(Records from a data source)

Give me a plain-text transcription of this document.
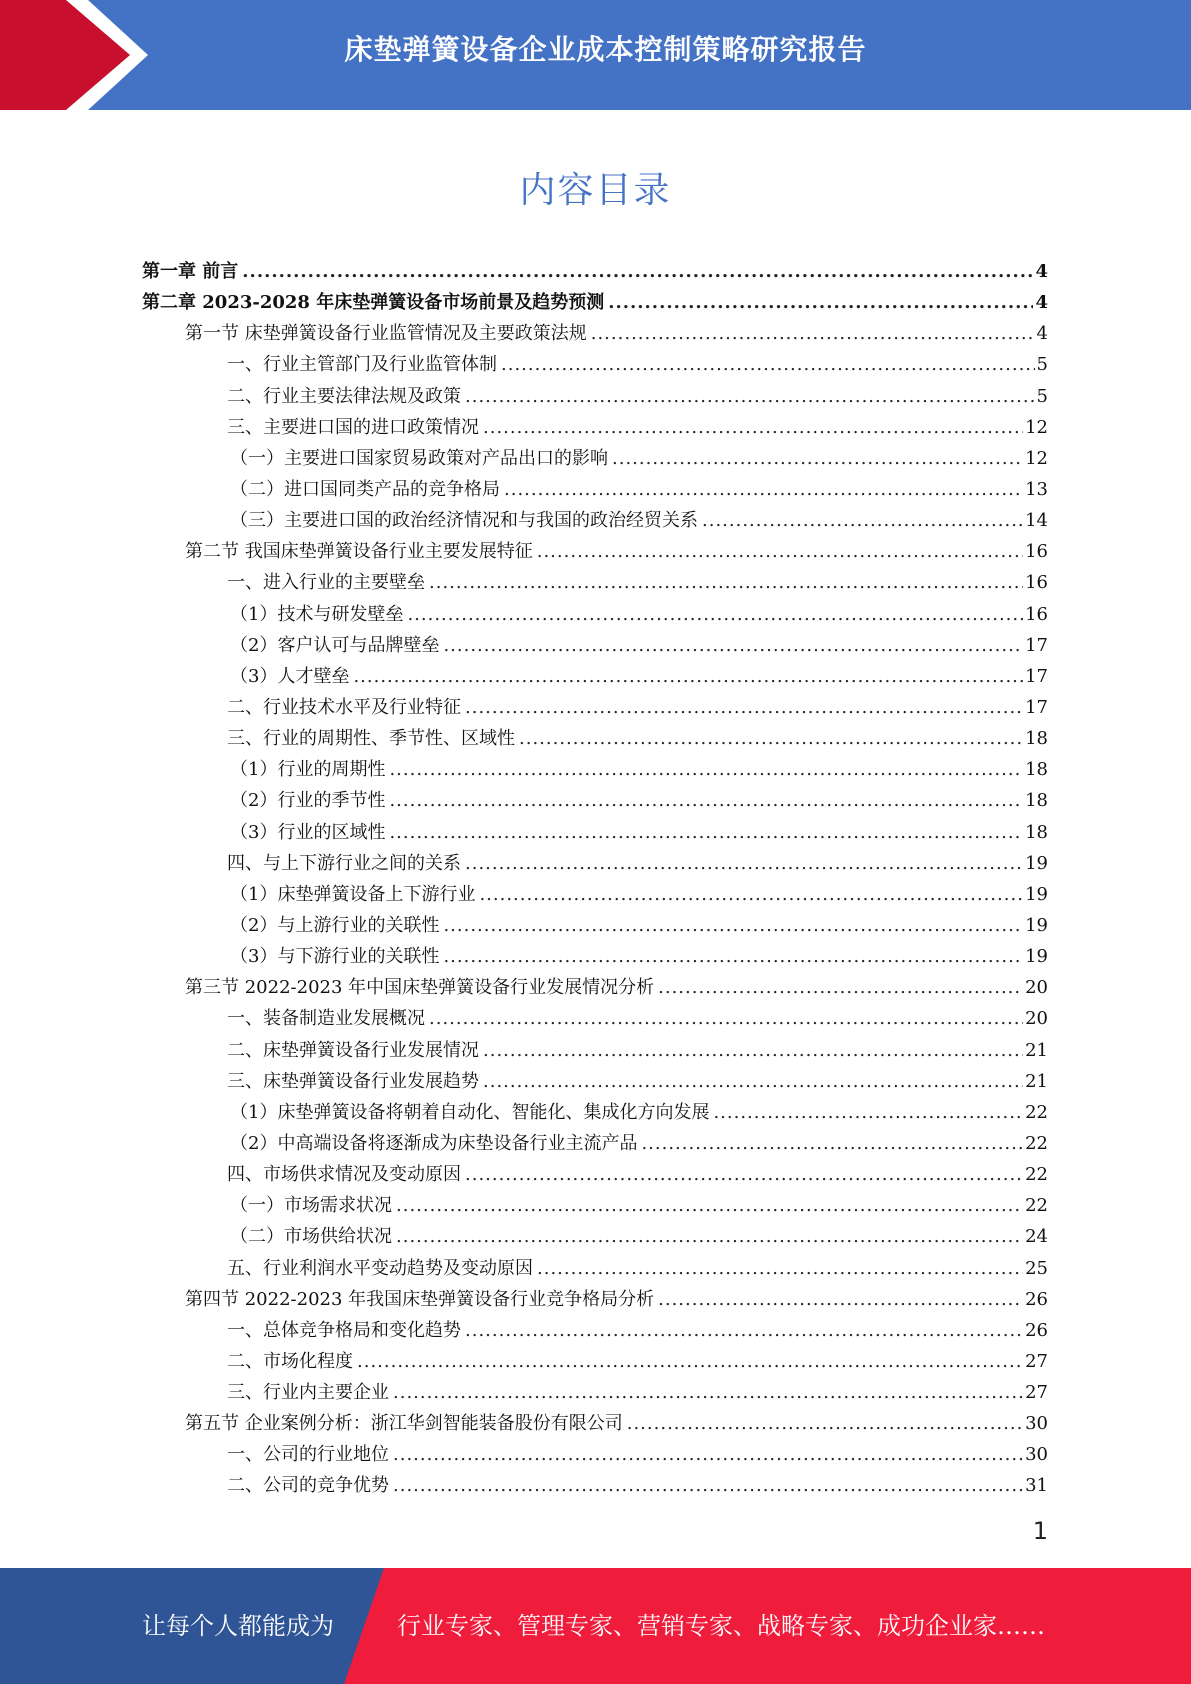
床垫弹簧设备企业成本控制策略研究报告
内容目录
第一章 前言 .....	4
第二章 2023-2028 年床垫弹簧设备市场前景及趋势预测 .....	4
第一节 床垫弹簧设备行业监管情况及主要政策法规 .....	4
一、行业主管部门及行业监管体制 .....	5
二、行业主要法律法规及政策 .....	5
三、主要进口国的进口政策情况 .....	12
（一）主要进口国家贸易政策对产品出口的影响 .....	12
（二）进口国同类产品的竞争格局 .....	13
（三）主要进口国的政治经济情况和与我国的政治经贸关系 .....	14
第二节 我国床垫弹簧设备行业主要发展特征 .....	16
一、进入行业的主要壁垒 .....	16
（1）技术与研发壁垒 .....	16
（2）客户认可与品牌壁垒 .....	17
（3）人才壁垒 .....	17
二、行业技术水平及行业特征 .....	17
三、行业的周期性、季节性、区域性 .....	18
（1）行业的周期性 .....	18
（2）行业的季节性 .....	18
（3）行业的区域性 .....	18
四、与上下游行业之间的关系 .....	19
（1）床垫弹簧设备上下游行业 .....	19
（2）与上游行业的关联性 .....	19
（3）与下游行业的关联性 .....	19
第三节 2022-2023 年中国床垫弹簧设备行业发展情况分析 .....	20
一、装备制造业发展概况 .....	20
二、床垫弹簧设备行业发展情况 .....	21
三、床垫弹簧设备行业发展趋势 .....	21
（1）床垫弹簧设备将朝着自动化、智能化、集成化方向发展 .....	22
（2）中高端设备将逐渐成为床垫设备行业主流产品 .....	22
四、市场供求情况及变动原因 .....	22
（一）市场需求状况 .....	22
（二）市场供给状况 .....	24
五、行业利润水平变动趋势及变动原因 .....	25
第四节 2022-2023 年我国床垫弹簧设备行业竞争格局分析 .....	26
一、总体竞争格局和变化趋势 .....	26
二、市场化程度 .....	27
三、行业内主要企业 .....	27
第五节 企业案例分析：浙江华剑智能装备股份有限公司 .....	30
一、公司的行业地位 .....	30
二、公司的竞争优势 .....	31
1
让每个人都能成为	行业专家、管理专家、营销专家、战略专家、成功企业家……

---

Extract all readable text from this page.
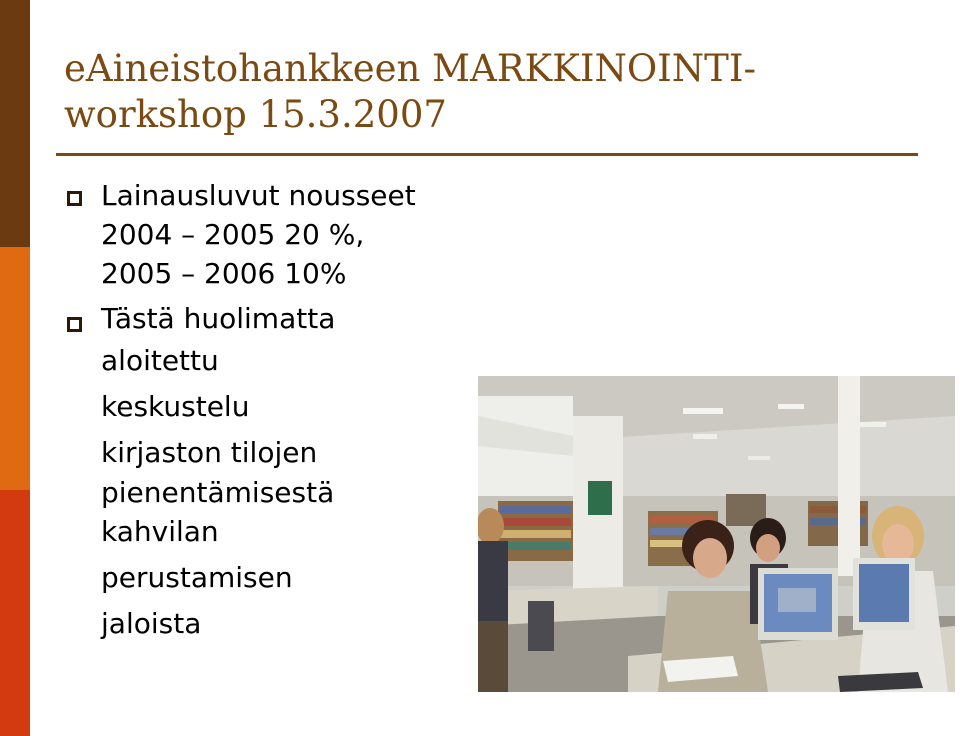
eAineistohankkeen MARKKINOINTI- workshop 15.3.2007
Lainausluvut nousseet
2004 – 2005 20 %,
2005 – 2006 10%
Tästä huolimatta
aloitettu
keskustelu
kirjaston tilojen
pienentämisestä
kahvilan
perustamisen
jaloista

---

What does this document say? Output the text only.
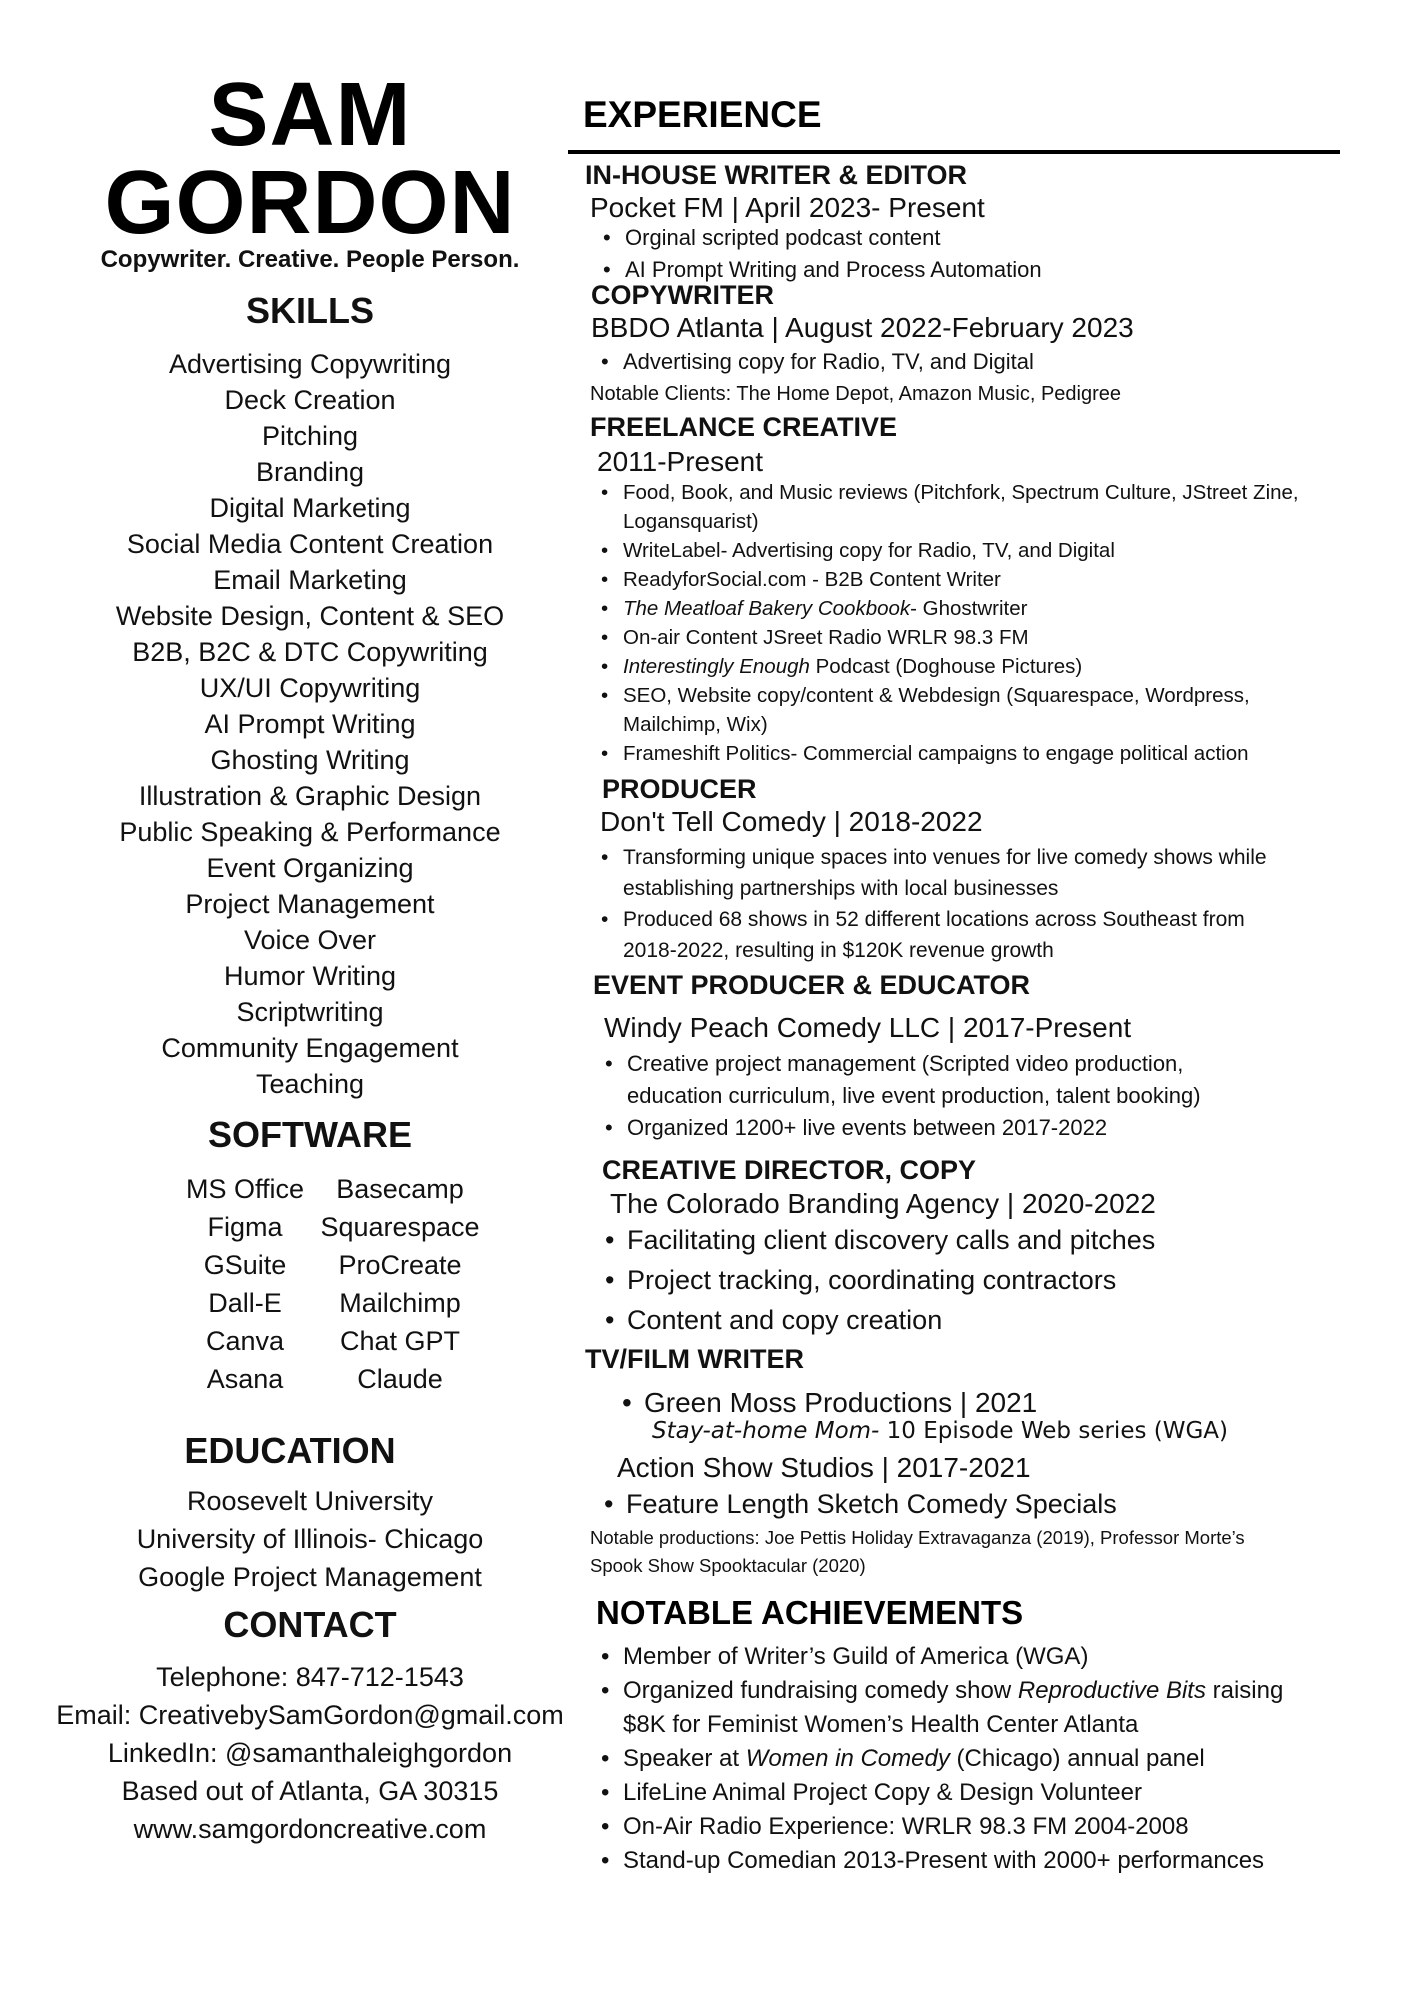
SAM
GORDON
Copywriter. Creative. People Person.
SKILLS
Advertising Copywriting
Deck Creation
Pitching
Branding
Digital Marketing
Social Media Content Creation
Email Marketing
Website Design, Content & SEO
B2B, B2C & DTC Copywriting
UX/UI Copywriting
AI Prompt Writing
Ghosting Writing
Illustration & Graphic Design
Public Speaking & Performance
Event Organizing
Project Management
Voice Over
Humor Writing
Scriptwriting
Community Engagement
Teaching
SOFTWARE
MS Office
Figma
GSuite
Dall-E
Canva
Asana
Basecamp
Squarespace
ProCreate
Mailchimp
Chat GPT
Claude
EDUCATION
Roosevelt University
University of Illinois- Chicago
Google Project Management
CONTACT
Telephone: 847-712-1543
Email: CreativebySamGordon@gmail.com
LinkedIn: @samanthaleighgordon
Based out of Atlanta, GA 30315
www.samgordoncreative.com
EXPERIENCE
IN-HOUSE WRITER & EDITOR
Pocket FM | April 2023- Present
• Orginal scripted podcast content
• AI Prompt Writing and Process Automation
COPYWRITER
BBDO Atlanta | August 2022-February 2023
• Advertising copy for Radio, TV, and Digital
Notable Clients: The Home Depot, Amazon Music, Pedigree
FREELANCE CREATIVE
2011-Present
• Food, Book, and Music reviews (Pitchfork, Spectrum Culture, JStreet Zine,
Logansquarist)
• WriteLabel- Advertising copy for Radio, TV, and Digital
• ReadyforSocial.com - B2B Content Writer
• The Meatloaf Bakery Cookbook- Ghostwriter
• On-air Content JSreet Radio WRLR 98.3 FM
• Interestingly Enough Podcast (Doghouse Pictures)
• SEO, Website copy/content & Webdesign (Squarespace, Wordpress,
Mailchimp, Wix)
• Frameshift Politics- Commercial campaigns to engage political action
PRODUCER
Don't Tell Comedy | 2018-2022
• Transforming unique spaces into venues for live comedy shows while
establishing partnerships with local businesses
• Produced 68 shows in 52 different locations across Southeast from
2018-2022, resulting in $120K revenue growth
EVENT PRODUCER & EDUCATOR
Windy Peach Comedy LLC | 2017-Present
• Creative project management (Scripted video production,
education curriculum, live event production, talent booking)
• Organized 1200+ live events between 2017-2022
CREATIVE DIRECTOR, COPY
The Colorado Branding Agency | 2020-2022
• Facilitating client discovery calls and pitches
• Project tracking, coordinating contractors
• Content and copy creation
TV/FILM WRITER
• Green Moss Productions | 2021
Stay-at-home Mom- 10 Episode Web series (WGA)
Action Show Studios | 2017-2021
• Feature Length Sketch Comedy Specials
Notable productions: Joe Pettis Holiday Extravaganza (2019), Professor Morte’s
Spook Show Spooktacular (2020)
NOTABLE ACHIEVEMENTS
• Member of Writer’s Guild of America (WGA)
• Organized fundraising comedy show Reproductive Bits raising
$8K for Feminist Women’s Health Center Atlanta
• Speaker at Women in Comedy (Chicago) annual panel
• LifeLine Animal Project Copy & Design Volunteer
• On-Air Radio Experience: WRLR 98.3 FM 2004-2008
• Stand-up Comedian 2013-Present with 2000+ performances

§ Required work
Work out how many lines of the listing above include the word "live". Reply with nothing but the count.

§ Completed exercise
3